Dokument>
----

Klapisch, inspi­riert durch die Wirt­schafts­krise 2008 und moti­vi­schen z.T. dekon­stru­ierten Anleihen aus Pretty Woman, Looking for Eric und den Capra-Komödien Lady for a Day und You can’t take it with You, erzählt ín Mein Stück vom Kuchen eine der vielen Aller­welts­ge­schichten unserer gegen­wär­tigen Risi­ko­ge­sell­schaft: Eine allein­er­zie­hende Mutter von drei Kindern wird arbeitslos, weil die Fabrik, in der sie arbeitet aus undurch­sich­tigen Gründen geschlossen wird. Die Beleg­schaft demons­triert, France (Nomen est omen und wunderbar abgründig: Karin Viard) aber glaubt nicht mehr an den Erfolg der tradi­tio­nellen, fran­zö­si­schen Protest­kultur. Sie lässt ihre Kinder in Dünkir­chen zurück, lässt sich als regionale Migrantin unter globalen Migran­tinnen in Paris zur Putzfrau ausbilden. Eine Stelle findet sie im Büro- und Wohnloft des Börsen­hais Steve (herrlich ambi­va­lent eklig: Gilles Lellouche), der sie in die abstrakten Realitäten welt­weiter Finanz­deals einführt. France beginnt zu verstehen, warum die Fabrik in Dünkir­chen geschlossen worden ist, doch dass Steve selbst die Hand im Spiel gehabt hat, erfährt sie erst, als sich beide emotional schon fast zu nah gekommen sind.

----

Auflistung>
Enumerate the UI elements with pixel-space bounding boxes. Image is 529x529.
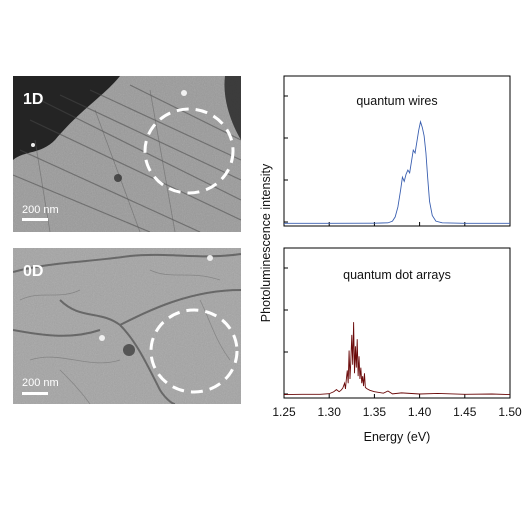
micrograph-0d [13,248,241,404]
x-tick-label: 1.50 [498,405,522,419]
y-axis-title: Photoluminescence intensity [259,163,273,322]
x-axis-title: Energy (eV) [364,430,431,444]
micrograph-1d [13,76,241,232]
x-tick-label: 1.35 [363,405,387,419]
x-ticks-bottom [283,394,511,398]
scale-bar-0d-label: 200 nm [22,377,59,389]
x-tick-label: 1.30 [318,405,342,419]
scale-bar-1d-label: 200 nm [22,204,59,216]
highlight-circle-1d [143,107,235,195]
plot-label-bottom: quantum dot arrays [343,268,451,282]
scale-bar-1d [22,218,48,221]
y-ticks-bottom [284,267,288,395]
y-ticks-top [284,95,288,223]
x-ticks-top [283,222,511,226]
plot-frame-top [283,75,511,227]
x-tick-label: 1.40 [408,405,432,419]
scale-bar-0d [22,392,48,395]
x-tick-label: 1.45 [453,405,477,419]
plot-label-top: quantum wires [356,94,437,108]
series-line-quantum-wires [284,120,510,224]
x-tick-label: 1.25 [272,405,296,419]
micrograph-1d-label: 1D [23,91,43,108]
x-tick-labels: 1.25 1.30 1.35 1.40 1.45 1.50 [272,405,522,419]
plot-frame-bottom [283,247,511,399]
highlight-circle-0d [149,308,239,394]
micrograph-0d-label: 0D [23,263,43,280]
series-line-quantum-dot-arrays [283,322,511,396]
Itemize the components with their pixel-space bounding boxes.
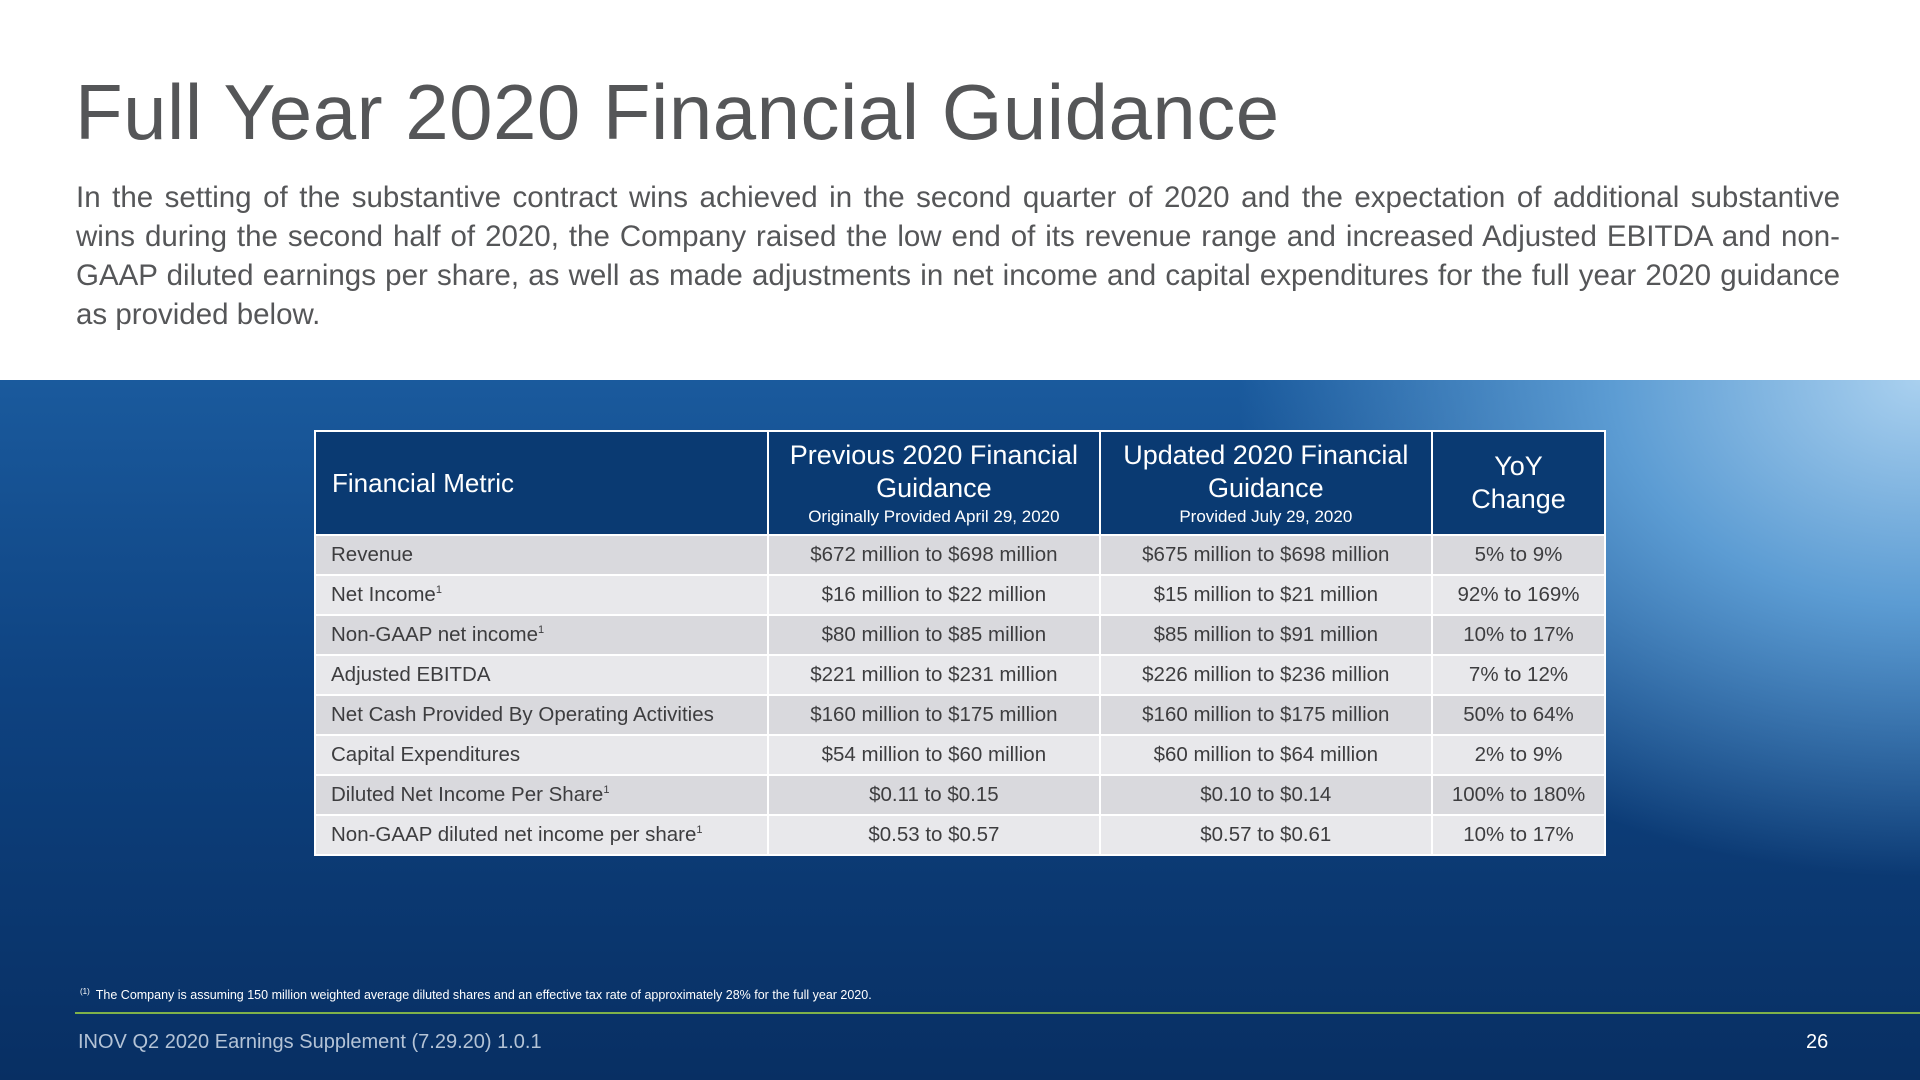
metric-label: Net Income: [331, 583, 436, 606]
intro-paragraph: In the setting of the substantive contra…: [76, 181, 1840, 331]
footnote-marker: (1): [80, 987, 90, 996]
cell-previous: $16 million to $22 million: [767, 574, 1101, 616]
cell-yoy: 100% to 180%: [1431, 774, 1606, 816]
cell-previous: $0.11 to $0.15: [767, 774, 1101, 816]
cell-updated: $0.57 to $0.61: [1098, 814, 1434, 856]
cell-metric: Capital Expenditures: [313, 734, 770, 776]
cell-yoy: 10% to 17%: [1431, 614, 1606, 656]
table-header-row: Financial Metric Previous 2020 Financial…: [313, 430, 1606, 536]
table-row: Adjusted EBITDA $221 million to $231 mill…: [313, 654, 1606, 696]
metric-label: Net Cash Provided By Operating Activitie…: [331, 703, 714, 726]
metric-label: Non-GAAP diluted net income per share: [331, 823, 697, 846]
metric-label: Revenue: [331, 543, 414, 566]
header-financial-metric: Financial Metric: [313, 430, 770, 536]
cell-previous: $672 million to $698 million: [767, 534, 1101, 576]
cell-metric: Non-GAAP diluted net income per share1: [313, 814, 770, 856]
cell-updated: $675 million to $698 million: [1098, 534, 1434, 576]
cell-metric: Net Cash Provided By Operating Activitie…: [313, 694, 770, 736]
footnote: (1) The Company is assuming 150 million w…: [80, 987, 872, 1002]
cell-updated: $60 million to $64 million: [1098, 734, 1434, 776]
cell-updated: $85 million to $91 million: [1098, 614, 1434, 656]
cell-metric: Net Income1: [313, 574, 770, 616]
table-row: Net Cash Provided By Operating Activitie…: [313, 694, 1606, 736]
cell-previous: $0.53 to $0.57: [767, 814, 1101, 856]
cell-yoy: 10% to 17%: [1431, 814, 1606, 856]
cell-previous: $80 million to $85 million: [767, 614, 1101, 656]
cell-yoy: 92% to 169%: [1431, 574, 1606, 616]
header-updated-sublabel: Provided July 29, 2020: [1179, 506, 1353, 526]
footnote-reference: 1: [435, 584, 442, 597]
cell-previous: $160 million to $175 million: [767, 694, 1101, 736]
table-row: Diluted Net Income Per Share1 $0.11 to $0…: [313, 774, 1606, 816]
footer-document-label: INOV Q2 2020 Earnings Supplement (7.29.2…: [78, 1031, 542, 1053]
footnote-reference: 1: [603, 784, 610, 797]
cell-updated: $15 million to $21 million: [1098, 574, 1434, 616]
metric-label: Diluted Net Income Per Share: [331, 783, 604, 806]
cell-updated: $0.10 to $0.14: [1098, 774, 1434, 816]
cell-yoy: 50% to 64%: [1431, 694, 1606, 736]
cell-metric: Adjusted EBITDA: [313, 654, 770, 696]
metric-label: Capital Expenditures: [331, 743, 521, 766]
cell-yoy: 2% to 9%: [1431, 734, 1606, 776]
header-updated-guidance: Updated 2020 Financial Guidance Provided…: [1098, 430, 1434, 536]
cell-previous: $221 million to $231 million: [767, 654, 1101, 696]
header-previous-guidance: Previous 2020 Financial Guidance Origina…: [767, 430, 1101, 536]
metric-label: Adjusted EBITDA: [331, 663, 491, 686]
table-row: Capital Expenditures $54 million to $60 m…: [313, 734, 1606, 776]
header-previous-sublabel: Originally Provided April 29, 2020: [808, 506, 1060, 526]
header-previous-label: Previous 2020 Financial Guidance: [789, 439, 1078, 503]
page-number: 26: [1806, 1031, 1829, 1053]
cell-metric: Revenue: [313, 534, 770, 576]
header-yoy-label: YoY Change: [1471, 451, 1566, 514]
slide-title: Full Year 2020 Financial Guidance: [75, 68, 1280, 156]
header-yoy-change: YoY Change: [1431, 430, 1606, 536]
metric-label: Non-GAAP net income: [331, 623, 539, 646]
guidance-table: Financial Metric Previous 2020 Financial…: [313, 430, 1606, 856]
table-row: Revenue $672 million to $698 million $675 …: [313, 534, 1606, 576]
header-updated-label: Updated 2020 Financial Guidance: [1123, 439, 1409, 503]
cell-updated: $160 million to $175 million: [1098, 694, 1434, 736]
table-row: Net Income1 $16 million to $22 million $15…: [313, 574, 1606, 616]
table-row: Non-GAAP diluted net income per share1 $0…: [313, 814, 1606, 856]
table-row: Non-GAAP net income1 $80 million to $85 m…: [313, 614, 1606, 656]
cell-updated: $226 million to $236 million: [1098, 654, 1434, 696]
cell-yoy: 7% to 12%: [1431, 654, 1606, 696]
cell-yoy: 5% to 9%: [1431, 534, 1606, 576]
footnote-reference: 1: [696, 824, 703, 837]
cell-metric: Non-GAAP net income1: [313, 614, 770, 656]
footnote-text: The Company is assuming 150 million weig…: [95, 988, 872, 1003]
cell-previous: $54 million to $60 million: [767, 734, 1101, 776]
footer-divider: [75, 1012, 1920, 1014]
cell-metric: Diluted Net Income Per Share1: [313, 774, 770, 816]
footnote-reference: 1: [538, 624, 545, 637]
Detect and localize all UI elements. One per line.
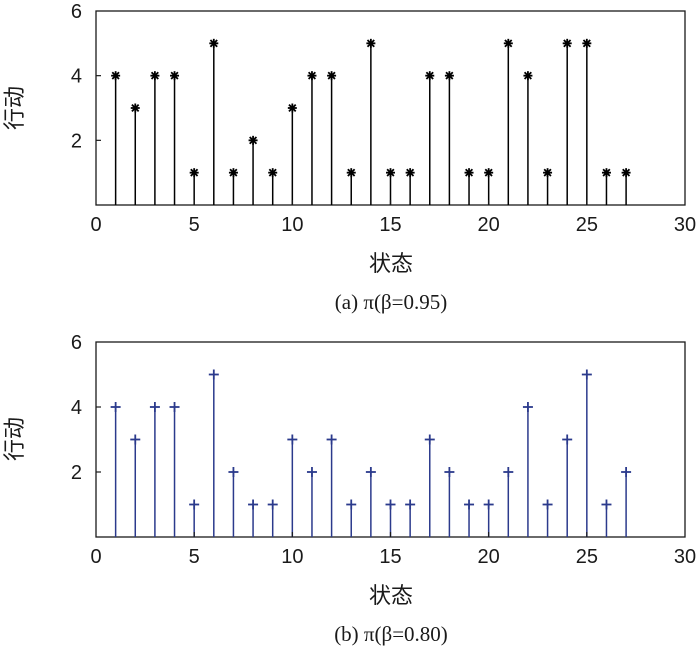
y-tick-label: 6 (71, 332, 82, 354)
x-tick-label: 30 (674, 546, 696, 568)
x-tick-label: 25 (576, 546, 598, 568)
y-tick-label: 4 (71, 397, 82, 419)
plus-marker (267, 499, 278, 510)
star-marker (150, 71, 160, 81)
star-marker (268, 168, 278, 178)
x-axis-label: 状态 (369, 584, 413, 609)
plus-marker (149, 402, 160, 412)
x-tick-label: 20 (478, 214, 500, 236)
x-tick-label: 0 (90, 546, 101, 568)
x-tick-label: 30 (674, 214, 696, 236)
star-marker (366, 38, 376, 48)
y-tick-label: 2 (71, 130, 82, 152)
star-marker (327, 71, 337, 81)
star-marker (130, 103, 140, 113)
plus-marker (444, 467, 455, 477)
star-marker (621, 168, 631, 178)
plus-marker (208, 369, 219, 380)
x-axis-label: 状态 (369, 252, 413, 277)
star-marker (444, 71, 454, 81)
y-axis-label: 行动 (3, 86, 28, 130)
star-marker (307, 71, 317, 81)
plus-marker (581, 369, 592, 380)
plus-marker (110, 402, 121, 412)
plus-marker (385, 499, 396, 510)
star-marker (189, 168, 199, 178)
x-tick-label: 15 (379, 546, 401, 568)
plus-marker (503, 467, 514, 477)
star-marker (425, 71, 435, 81)
star-marker (209, 38, 219, 48)
y-tick-label: 2 (71, 462, 82, 484)
x-tick-label: 15 (379, 214, 401, 236)
star-marker (228, 168, 238, 178)
axis-ticks: 0 5 10 15 20 25 30 2 4 6 (71, 1, 696, 236)
plus-marker (405, 499, 416, 510)
chart-caption: (a) π(β=0.95) (335, 290, 447, 314)
plus-marker (365, 467, 376, 477)
plus-marker (601, 499, 612, 510)
x-tick-label: 10 (281, 214, 303, 236)
star-marker (464, 168, 474, 178)
star-marker (170, 71, 180, 81)
plus-marker (287, 434, 298, 445)
plus-marker (189, 499, 200, 510)
x-tick-label: 0 (90, 214, 101, 236)
x-tick-label: 5 (189, 546, 200, 568)
plus-marker (464, 499, 475, 510)
x-tick-label: 20 (478, 546, 500, 568)
axis-ticks: 0 5 10 15 20 25 30 2 4 6 (71, 332, 696, 568)
star-marker (111, 71, 121, 81)
plus-marker (248, 499, 259, 510)
stem-marks (111, 38, 631, 205)
plus-marker (228, 467, 239, 477)
plus-marker (562, 434, 573, 445)
star-marker (543, 168, 553, 178)
stem-marks (110, 369, 632, 537)
star-marker (562, 38, 572, 48)
star-marker (248, 135, 258, 145)
chart-panel-b: 0 5 10 15 20 25 30 2 4 6 状态 行动 (b) π(β=0.80) (3, 332, 696, 646)
y-axis-label: 行动 (3, 417, 28, 461)
star-marker (523, 71, 533, 81)
x-tick-label: 5 (189, 214, 200, 236)
plus-marker (522, 402, 533, 412)
x-tick-label: 10 (281, 546, 303, 568)
star-marker (582, 38, 592, 48)
plus-marker (130, 434, 141, 445)
x-tick-label: 25 (576, 214, 598, 236)
plus-marker (621, 467, 632, 477)
star-marker (405, 168, 415, 178)
y-tick-label: 4 (71, 66, 82, 88)
star-marker (287, 103, 297, 113)
chart-panel-a: 0 5 10 15 20 25 30 2 4 6 状态 行动 (a) π(β=0.95) (3, 1, 696, 314)
plus-marker (306, 467, 317, 477)
star-marker (601, 168, 611, 178)
plus-marker (424, 434, 435, 445)
plus-marker (483, 499, 494, 510)
plus-marker (542, 499, 553, 510)
star-marker (386, 168, 395, 178)
y-tick-label: 6 (71, 1, 82, 23)
plus-marker (169, 402, 180, 412)
plus-marker (346, 499, 357, 510)
star-marker (346, 168, 356, 178)
chart-caption: (b) π(β=0.80) (334, 622, 448, 646)
plus-marker (326, 434, 337, 445)
star-marker (503, 38, 513, 48)
star-marker (484, 168, 494, 178)
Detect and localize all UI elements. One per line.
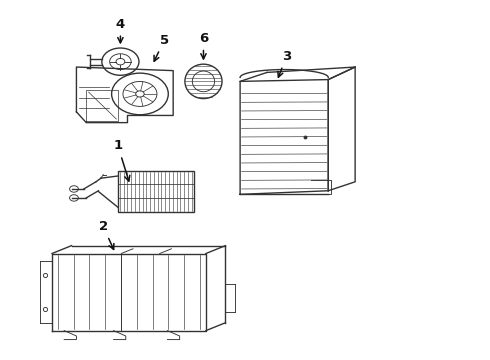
Text: 3: 3 xyxy=(278,50,291,77)
Bar xyxy=(118,171,194,212)
Text: 1: 1 xyxy=(113,139,130,181)
Text: 5: 5 xyxy=(154,33,169,61)
Text: 4: 4 xyxy=(116,18,125,43)
Text: 2: 2 xyxy=(99,220,114,249)
Text: 6: 6 xyxy=(199,32,208,59)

----

Kurze Aufgabe> Wo lässt sich France laut der Filmbesprechung zur Putzfrau ausbilden?

Lösung> In Paris.